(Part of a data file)
◇ ◇ ◇ ◇ ◇
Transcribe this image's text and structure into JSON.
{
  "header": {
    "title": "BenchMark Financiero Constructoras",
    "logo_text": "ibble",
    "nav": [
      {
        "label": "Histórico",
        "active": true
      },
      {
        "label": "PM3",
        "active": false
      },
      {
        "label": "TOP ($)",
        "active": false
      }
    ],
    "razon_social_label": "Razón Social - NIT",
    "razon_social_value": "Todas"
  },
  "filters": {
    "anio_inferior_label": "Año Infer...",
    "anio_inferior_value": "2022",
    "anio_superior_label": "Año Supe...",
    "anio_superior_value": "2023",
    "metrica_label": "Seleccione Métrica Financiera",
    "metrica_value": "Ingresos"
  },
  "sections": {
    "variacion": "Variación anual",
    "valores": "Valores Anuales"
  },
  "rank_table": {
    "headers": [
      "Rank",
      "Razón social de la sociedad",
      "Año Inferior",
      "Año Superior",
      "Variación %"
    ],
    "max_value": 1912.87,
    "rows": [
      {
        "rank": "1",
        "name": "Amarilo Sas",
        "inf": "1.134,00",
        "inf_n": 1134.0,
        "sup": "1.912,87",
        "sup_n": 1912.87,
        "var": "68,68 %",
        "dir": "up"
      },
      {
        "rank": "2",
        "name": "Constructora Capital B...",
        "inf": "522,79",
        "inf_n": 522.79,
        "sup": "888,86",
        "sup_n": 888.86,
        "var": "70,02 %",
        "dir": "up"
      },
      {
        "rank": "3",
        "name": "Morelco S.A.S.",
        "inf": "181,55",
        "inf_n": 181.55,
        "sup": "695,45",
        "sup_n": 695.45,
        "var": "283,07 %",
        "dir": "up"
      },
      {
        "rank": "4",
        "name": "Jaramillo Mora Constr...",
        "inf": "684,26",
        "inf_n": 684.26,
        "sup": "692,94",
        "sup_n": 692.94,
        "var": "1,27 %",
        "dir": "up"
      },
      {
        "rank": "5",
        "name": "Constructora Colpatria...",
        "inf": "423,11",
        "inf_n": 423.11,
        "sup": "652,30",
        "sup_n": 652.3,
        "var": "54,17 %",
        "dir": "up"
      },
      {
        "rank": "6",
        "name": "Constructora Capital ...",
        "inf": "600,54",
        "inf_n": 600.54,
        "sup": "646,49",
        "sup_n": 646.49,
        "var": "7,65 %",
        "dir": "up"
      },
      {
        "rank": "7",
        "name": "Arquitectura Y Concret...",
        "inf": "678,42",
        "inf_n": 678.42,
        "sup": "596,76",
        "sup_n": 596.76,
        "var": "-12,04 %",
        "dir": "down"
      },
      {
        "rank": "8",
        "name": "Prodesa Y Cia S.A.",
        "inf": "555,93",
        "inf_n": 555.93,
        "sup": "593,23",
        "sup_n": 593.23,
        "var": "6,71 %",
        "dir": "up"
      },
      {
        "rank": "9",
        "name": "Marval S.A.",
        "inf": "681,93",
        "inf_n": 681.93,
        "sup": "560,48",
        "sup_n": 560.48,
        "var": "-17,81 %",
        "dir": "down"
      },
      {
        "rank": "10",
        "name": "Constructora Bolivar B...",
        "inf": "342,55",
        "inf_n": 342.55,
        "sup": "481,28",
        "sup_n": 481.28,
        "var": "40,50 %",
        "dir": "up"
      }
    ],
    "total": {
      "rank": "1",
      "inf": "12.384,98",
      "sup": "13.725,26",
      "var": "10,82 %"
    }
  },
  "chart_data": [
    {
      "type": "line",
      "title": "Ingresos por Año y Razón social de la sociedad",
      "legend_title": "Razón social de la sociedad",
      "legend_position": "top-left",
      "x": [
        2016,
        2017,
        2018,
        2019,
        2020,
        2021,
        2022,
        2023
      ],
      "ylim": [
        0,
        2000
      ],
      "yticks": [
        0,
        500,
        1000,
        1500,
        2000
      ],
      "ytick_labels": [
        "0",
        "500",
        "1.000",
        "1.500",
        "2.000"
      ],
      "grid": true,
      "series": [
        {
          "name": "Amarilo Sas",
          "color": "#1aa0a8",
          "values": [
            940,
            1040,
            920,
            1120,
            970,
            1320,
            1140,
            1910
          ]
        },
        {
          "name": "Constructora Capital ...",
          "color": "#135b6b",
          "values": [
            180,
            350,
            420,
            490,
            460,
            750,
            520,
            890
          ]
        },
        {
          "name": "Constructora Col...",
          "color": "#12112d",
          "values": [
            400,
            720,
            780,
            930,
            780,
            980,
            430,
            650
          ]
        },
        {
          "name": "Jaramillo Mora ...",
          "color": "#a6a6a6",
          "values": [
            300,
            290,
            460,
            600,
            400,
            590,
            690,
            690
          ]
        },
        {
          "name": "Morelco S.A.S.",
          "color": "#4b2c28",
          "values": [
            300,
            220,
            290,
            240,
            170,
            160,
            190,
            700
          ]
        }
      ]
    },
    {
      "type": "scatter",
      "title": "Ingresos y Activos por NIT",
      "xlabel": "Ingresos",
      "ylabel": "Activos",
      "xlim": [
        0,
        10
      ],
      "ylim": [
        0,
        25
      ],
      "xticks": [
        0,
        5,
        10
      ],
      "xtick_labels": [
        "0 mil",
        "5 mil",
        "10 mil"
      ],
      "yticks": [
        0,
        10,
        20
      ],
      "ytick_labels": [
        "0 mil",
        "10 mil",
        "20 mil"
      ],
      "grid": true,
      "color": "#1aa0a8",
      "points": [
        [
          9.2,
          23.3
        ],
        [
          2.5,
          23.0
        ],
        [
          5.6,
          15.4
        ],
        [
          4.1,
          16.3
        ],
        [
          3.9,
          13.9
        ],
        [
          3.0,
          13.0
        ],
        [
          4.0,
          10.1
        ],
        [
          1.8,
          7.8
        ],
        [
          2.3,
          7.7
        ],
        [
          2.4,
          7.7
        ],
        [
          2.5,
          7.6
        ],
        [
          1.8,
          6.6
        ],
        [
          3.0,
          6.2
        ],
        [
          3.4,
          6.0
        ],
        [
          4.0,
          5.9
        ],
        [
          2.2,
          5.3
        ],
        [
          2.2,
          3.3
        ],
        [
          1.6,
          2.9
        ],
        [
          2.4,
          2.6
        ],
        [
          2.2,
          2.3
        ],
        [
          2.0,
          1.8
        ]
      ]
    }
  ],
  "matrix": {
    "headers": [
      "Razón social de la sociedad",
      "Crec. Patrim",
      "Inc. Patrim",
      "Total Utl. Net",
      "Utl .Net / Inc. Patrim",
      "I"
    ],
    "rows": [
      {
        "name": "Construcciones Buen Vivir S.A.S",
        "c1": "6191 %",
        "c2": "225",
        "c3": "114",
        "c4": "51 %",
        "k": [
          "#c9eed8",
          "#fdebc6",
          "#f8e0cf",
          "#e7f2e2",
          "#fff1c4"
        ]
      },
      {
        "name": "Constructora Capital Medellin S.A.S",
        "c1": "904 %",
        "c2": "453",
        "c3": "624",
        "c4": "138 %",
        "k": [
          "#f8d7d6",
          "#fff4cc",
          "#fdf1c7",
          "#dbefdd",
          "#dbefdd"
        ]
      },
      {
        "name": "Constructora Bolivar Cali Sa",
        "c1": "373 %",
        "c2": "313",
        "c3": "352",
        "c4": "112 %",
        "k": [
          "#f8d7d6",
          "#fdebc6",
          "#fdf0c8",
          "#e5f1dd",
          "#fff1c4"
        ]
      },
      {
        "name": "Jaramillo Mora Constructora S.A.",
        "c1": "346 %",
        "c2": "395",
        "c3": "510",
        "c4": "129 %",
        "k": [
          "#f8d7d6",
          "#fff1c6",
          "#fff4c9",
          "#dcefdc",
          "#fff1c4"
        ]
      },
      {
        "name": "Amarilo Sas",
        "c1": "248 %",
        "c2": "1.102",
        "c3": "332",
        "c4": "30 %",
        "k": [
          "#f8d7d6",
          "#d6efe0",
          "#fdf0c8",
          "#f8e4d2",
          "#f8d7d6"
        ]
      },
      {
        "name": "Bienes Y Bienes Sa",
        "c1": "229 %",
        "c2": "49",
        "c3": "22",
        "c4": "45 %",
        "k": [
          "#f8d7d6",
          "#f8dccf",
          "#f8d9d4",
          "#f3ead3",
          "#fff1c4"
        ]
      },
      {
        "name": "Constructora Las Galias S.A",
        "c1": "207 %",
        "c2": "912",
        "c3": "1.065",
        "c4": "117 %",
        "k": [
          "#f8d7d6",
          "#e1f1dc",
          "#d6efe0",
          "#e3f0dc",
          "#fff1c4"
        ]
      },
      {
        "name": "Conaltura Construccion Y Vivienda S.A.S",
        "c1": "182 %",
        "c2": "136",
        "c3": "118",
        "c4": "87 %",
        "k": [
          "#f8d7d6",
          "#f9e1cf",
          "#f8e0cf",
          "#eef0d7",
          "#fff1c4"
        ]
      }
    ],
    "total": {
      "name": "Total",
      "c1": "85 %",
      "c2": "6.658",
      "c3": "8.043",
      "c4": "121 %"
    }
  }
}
◇ ◇ ◇ ◇ ◇
### Description of the task:
Reproduce each line of the material containing the word "Razón".

### Response to this exercise:
    "razon_social_label": "Razón Social - NIT",
      "Razón social de la sociedad",
      "title": "Ingresos por Año y Razón social de la sociedad",
      "legend_title": "Razón social de la sociedad",
      "Razón social de la sociedad",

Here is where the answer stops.